Instructions for the task: Images are not part of the copy; transcribe all the data exactly.

Exercise input:
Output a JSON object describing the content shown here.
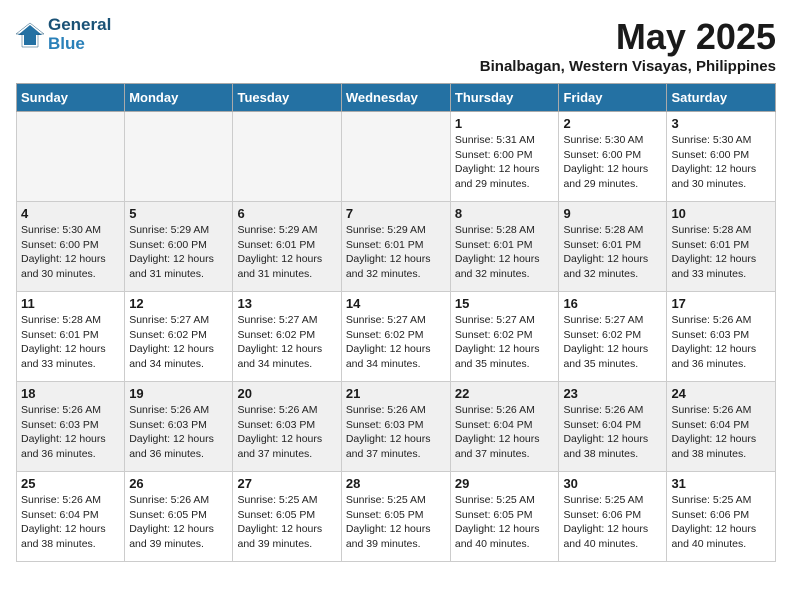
{
  "header": {
    "logo_line1": "General",
    "logo_line2": "Blue",
    "month_year": "May 2025",
    "location": "Binalbagan, Western Visayas, Philippines"
  },
  "days_of_week": [
    "Sunday",
    "Monday",
    "Tuesday",
    "Wednesday",
    "Thursday",
    "Friday",
    "Saturday"
  ],
  "weeks": [
    [
      {
        "day": "",
        "info": ""
      },
      {
        "day": "",
        "info": ""
      },
      {
        "day": "",
        "info": ""
      },
      {
        "day": "",
        "info": ""
      },
      {
        "day": "1",
        "info": "Sunrise: 5:31 AM\nSunset: 6:00 PM\nDaylight: 12 hours\nand 29 minutes."
      },
      {
        "day": "2",
        "info": "Sunrise: 5:30 AM\nSunset: 6:00 PM\nDaylight: 12 hours\nand 29 minutes."
      },
      {
        "day": "3",
        "info": "Sunrise: 5:30 AM\nSunset: 6:00 PM\nDaylight: 12 hours\nand 30 minutes."
      }
    ],
    [
      {
        "day": "4",
        "info": "Sunrise: 5:30 AM\nSunset: 6:00 PM\nDaylight: 12 hours\nand 30 minutes."
      },
      {
        "day": "5",
        "info": "Sunrise: 5:29 AM\nSunset: 6:00 PM\nDaylight: 12 hours\nand 31 minutes."
      },
      {
        "day": "6",
        "info": "Sunrise: 5:29 AM\nSunset: 6:01 PM\nDaylight: 12 hours\nand 31 minutes."
      },
      {
        "day": "7",
        "info": "Sunrise: 5:29 AM\nSunset: 6:01 PM\nDaylight: 12 hours\nand 32 minutes."
      },
      {
        "day": "8",
        "info": "Sunrise: 5:28 AM\nSunset: 6:01 PM\nDaylight: 12 hours\nand 32 minutes."
      },
      {
        "day": "9",
        "info": "Sunrise: 5:28 AM\nSunset: 6:01 PM\nDaylight: 12 hours\nand 32 minutes."
      },
      {
        "day": "10",
        "info": "Sunrise: 5:28 AM\nSunset: 6:01 PM\nDaylight: 12 hours\nand 33 minutes."
      }
    ],
    [
      {
        "day": "11",
        "info": "Sunrise: 5:28 AM\nSunset: 6:01 PM\nDaylight: 12 hours\nand 33 minutes."
      },
      {
        "day": "12",
        "info": "Sunrise: 5:27 AM\nSunset: 6:02 PM\nDaylight: 12 hours\nand 34 minutes."
      },
      {
        "day": "13",
        "info": "Sunrise: 5:27 AM\nSunset: 6:02 PM\nDaylight: 12 hours\nand 34 minutes."
      },
      {
        "day": "14",
        "info": "Sunrise: 5:27 AM\nSunset: 6:02 PM\nDaylight: 12 hours\nand 34 minutes."
      },
      {
        "day": "15",
        "info": "Sunrise: 5:27 AM\nSunset: 6:02 PM\nDaylight: 12 hours\nand 35 minutes."
      },
      {
        "day": "16",
        "info": "Sunrise: 5:27 AM\nSunset: 6:02 PM\nDaylight: 12 hours\nand 35 minutes."
      },
      {
        "day": "17",
        "info": "Sunrise: 5:26 AM\nSunset: 6:03 PM\nDaylight: 12 hours\nand 36 minutes."
      }
    ],
    [
      {
        "day": "18",
        "info": "Sunrise: 5:26 AM\nSunset: 6:03 PM\nDaylight: 12 hours\nand 36 minutes."
      },
      {
        "day": "19",
        "info": "Sunrise: 5:26 AM\nSunset: 6:03 PM\nDaylight: 12 hours\nand 36 minutes."
      },
      {
        "day": "20",
        "info": "Sunrise: 5:26 AM\nSunset: 6:03 PM\nDaylight: 12 hours\nand 37 minutes."
      },
      {
        "day": "21",
        "info": "Sunrise: 5:26 AM\nSunset: 6:03 PM\nDaylight: 12 hours\nand 37 minutes."
      },
      {
        "day": "22",
        "info": "Sunrise: 5:26 AM\nSunset: 6:04 PM\nDaylight: 12 hours\nand 37 minutes."
      },
      {
        "day": "23",
        "info": "Sunrise: 5:26 AM\nSunset: 6:04 PM\nDaylight: 12 hours\nand 38 minutes."
      },
      {
        "day": "24",
        "info": "Sunrise: 5:26 AM\nSunset: 6:04 PM\nDaylight: 12 hours\nand 38 minutes."
      }
    ],
    [
      {
        "day": "25",
        "info": "Sunrise: 5:26 AM\nSunset: 6:04 PM\nDaylight: 12 hours\nand 38 minutes."
      },
      {
        "day": "26",
        "info": "Sunrise: 5:26 AM\nSunset: 6:05 PM\nDaylight: 12 hours\nand 39 minutes."
      },
      {
        "day": "27",
        "info": "Sunrise: 5:25 AM\nSunset: 6:05 PM\nDaylight: 12 hours\nand 39 minutes."
      },
      {
        "day": "28",
        "info": "Sunrise: 5:25 AM\nSunset: 6:05 PM\nDaylight: 12 hours\nand 39 minutes."
      },
      {
        "day": "29",
        "info": "Sunrise: 5:25 AM\nSunset: 6:05 PM\nDaylight: 12 hours\nand 40 minutes."
      },
      {
        "day": "30",
        "info": "Sunrise: 5:25 AM\nSunset: 6:06 PM\nDaylight: 12 hours\nand 40 minutes."
      },
      {
        "day": "31",
        "info": "Sunrise: 5:25 AM\nSunset: 6:06 PM\nDaylight: 12 hours\nand 40 minutes."
      }
    ]
  ]
}
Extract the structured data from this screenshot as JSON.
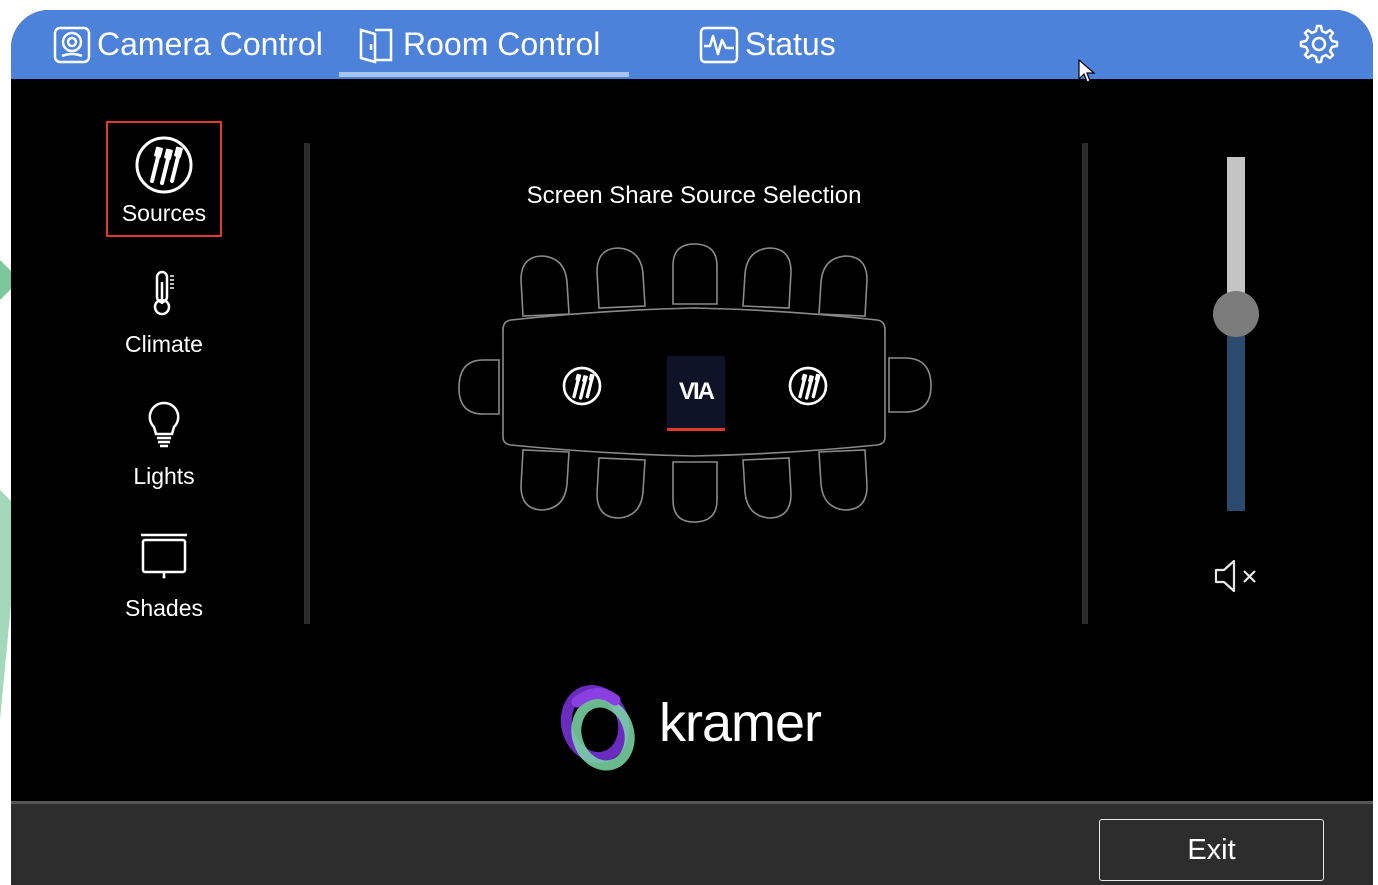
{
  "tabs": [
    {
      "label": "Camera Control",
      "icon": "camera-icon"
    },
    {
      "label": "Room Control",
      "icon": "door-icon",
      "active": true
    },
    {
      "label": "Status",
      "icon": "activity-icon"
    }
  ],
  "header": {
    "settings_icon": "gear-icon"
  },
  "nav": [
    {
      "label": "Sources",
      "icon": "cables-icon",
      "selected": true
    },
    {
      "label": "Climate",
      "icon": "thermometer-icon"
    },
    {
      "label": "Lights",
      "icon": "lightbulb-icon"
    },
    {
      "label": "Shades",
      "icon": "projector-screen-icon"
    }
  ],
  "main": {
    "title": "Screen Share Source Selection",
    "via_label": "VIA",
    "selected_source": "VIA"
  },
  "volume": {
    "level": 0.5,
    "muted": true,
    "mute_icon": "speaker-mute-icon"
  },
  "brand": {
    "logo_text": "kramer"
  },
  "footer": {
    "exit_label": "Exit"
  },
  "colors": {
    "header": "#4d82db",
    "accent_red": "#e03a2e",
    "slider_fill": "#2b4a6e",
    "slider_track": "#c4c4c4"
  }
}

Answer for the task:
Output a JSON object describing the content shown here.
{
  "header": {
    "logo_line1": "General",
    "logo_line2": "Blue",
    "month_year": "May 2025",
    "location": "Binalbagan, Western Visayas, Philippines"
  },
  "days_of_week": [
    "Sunday",
    "Monday",
    "Tuesday",
    "Wednesday",
    "Thursday",
    "Friday",
    "Saturday"
  ],
  "weeks": [
    [
      {
        "day": "",
        "info": ""
      },
      {
        "day": "",
        "info": ""
      },
      {
        "day": "",
        "info": ""
      },
      {
        "day": "",
        "info": ""
      },
      {
        "day": "1",
        "info": "Sunrise: 5:31 AM\nSunset: 6:00 PM\nDaylight: 12 hours\nand 29 minutes."
      },
      {
        "day": "2",
        "info": "Sunrise: 5:30 AM\nSunset: 6:00 PM\nDaylight: 12 hours\nand 29 minutes."
      },
      {
        "day": "3",
        "info": "Sunrise: 5:30 AM\nSunset: 6:00 PM\nDaylight: 12 hours\nand 30 minutes."
      }
    ],
    [
      {
        "day": "4",
        "info": "Sunrise: 5:30 AM\nSunset: 6:00 PM\nDaylight: 12 hours\nand 30 minutes."
      },
      {
        "day": "5",
        "info": "Sunrise: 5:29 AM\nSunset: 6:00 PM\nDaylight: 12 hours\nand 31 minutes."
      },
      {
        "day": "6",
        "info": "Sunrise: 5:29 AM\nSunset: 6:01 PM\nDaylight: 12 hours\nand 31 minutes."
      },
      {
        "day": "7",
        "info": "Sunrise: 5:29 AM\nSunset: 6:01 PM\nDaylight: 12 hours\nand 32 minutes."
      },
      {
        "day": "8",
        "info": "Sunrise: 5:28 AM\nSunset: 6:01 PM\nDaylight: 12 hours\nand 32 minutes."
      },
      {
        "day": "9",
        "info": "Sunrise: 5:28 AM\nSunset: 6:01 PM\nDaylight: 12 hours\nand 32 minutes."
      },
      {
        "day": "10",
        "info": "Sunrise: 5:28 AM\nSunset: 6:01 PM\nDaylight: 12 hours\nand 33 minutes."
      }
    ],
    [
      {
        "day": "11",
        "info": "Sunrise: 5:28 AM\nSunset: 6:01 PM\nDaylight: 12 hours\nand 33 minutes."
      },
      {
        "day": "12",
        "info": "Sunrise: 5:27 AM\nSunset: 6:02 PM\nDaylight: 12 hours\nand 34 minutes."
      },
      {
        "day": "13",
        "info": "Sunrise: 5:27 AM\nSunset: 6:02 PM\nDaylight: 12 hours\nand 34 minutes."
      },
      {
        "day": "14",
        "info": "Sunrise: 5:27 AM\nSunset: 6:02 PM\nDaylight: 12 hours\nand 34 minutes."
      },
      {
        "day": "15",
        "info": "Sunrise: 5:27 AM\nSunset: 6:02 PM\nDaylight: 12 hours\nand 35 minutes."
      },
      {
        "day": "16",
        "info": "Sunrise: 5:27 AM\nSunset: 6:02 PM\nDaylight: 12 hours\nand 35 minutes."
      },
      {
        "day": "17",
        "info": "Sunrise: 5:26 AM\nSunset: 6:03 PM\nDaylight: 12 hours\nand 36 minutes."
      }
    ],
    [
      {
        "day": "18",
        "info": "Sunrise: 5:26 AM\nSunset: 6:03 PM\nDaylight: 12 hours\nand 36 minutes."
      },
      {
        "day": "19",
        "info": "Sunrise: 5:26 AM\nSunset: 6:03 PM\nDaylight: 12 hours\nand 36 minutes."
      },
      {
        "day": "20",
        "info": "Sunrise: 5:26 AM\nSunset: 6:03 PM\nDaylight: 12 hours\nand 37 minutes."
      },
      {
        "day": "21",
        "info": "Sunrise: 5:26 AM\nSunset: 6:03 PM\nDaylight: 12 hours\nand 37 minutes."
      },
      {
        "day": "22",
        "info": "Sunrise: 5:26 AM\nSunset: 6:04 PM\nDaylight: 12 hours\nand 37 minutes."
      },
      {
        "day": "23",
        "info": "Sunrise: 5:26 AM\nSunset: 6:04 PM\nDaylight: 12 hours\nand 38 minutes."
      },
      {
        "day": "24",
        "info": "Sunrise: 5:26 AM\nSunset: 6:04 PM\nDaylight: 12 hours\nand 38 minutes."
      }
    ],
    [
      {
        "day": "25",
        "info": "Sunrise: 5:26 AM\nSunset: 6:04 PM\nDaylight: 12 hours\nand 38 minutes."
      },
      {
        "day": "26",
        "info": "Sunrise: 5:26 AM\nSunset: 6:05 PM\nDaylight: 12 hours\nand 39 minutes."
      },
      {
        "day": "27",
        "info": "Sunrise: 5:25 AM\nSunset: 6:05 PM\nDaylight: 12 hours\nand 39 minutes."
      },
      {
        "day": "28",
        "info": "Sunrise: 5:25 AM\nSunset: 6:05 PM\nDaylight: 12 hours\nand 39 minutes."
      },
      {
        "day": "29",
        "info": "Sunrise: 5:25 AM\nSunset: 6:05 PM\nDaylight: 12 hours\nand 40 minutes."
      },
      {
        "day": "30",
        "info": "Sunrise: 5:25 AM\nSunset: 6:06 PM\nDaylight: 12 hours\nand 40 minutes."
      },
      {
        "day": "31",
        "info": "Sunrise: 5:25 AM\nSunset: 6:06 PM\nDaylight: 12 hours\nand 40 minutes."
      }
    ]
  ]
}
Extract the structured data from this screenshot as JSON.
{
  "tabs": [
    {
      "label": "Camera Control",
      "icon": "camera-icon"
    },
    {
      "label": "Room Control",
      "icon": "door-icon",
      "active": true
    },
    {
      "label": "Status",
      "icon": "activity-icon"
    }
  ],
  "header": {
    "settings_icon": "gear-icon"
  },
  "nav": [
    {
      "label": "Sources",
      "icon": "cables-icon",
      "selected": true
    },
    {
      "label": "Climate",
      "icon": "thermometer-icon"
    },
    {
      "label": "Lights",
      "icon": "lightbulb-icon"
    },
    {
      "label": "Shades",
      "icon": "projector-screen-icon"
    }
  ],
  "main": {
    "title": "Screen Share Source Selection",
    "via_label": "VIA",
    "selected_source": "VIA"
  },
  "volume": {
    "level": 0.5,
    "muted": true,
    "mute_icon": "speaker-mute-icon"
  },
  "brand": {
    "logo_text": "kramer"
  },
  "footer": {
    "exit_label": "Exit"
  },
  "colors": {
    "header": "#4d82db",
    "accent_red": "#e03a2e",
    "slider_fill": "#2b4a6e",
    "slider_track": "#c4c4c4"
  }
}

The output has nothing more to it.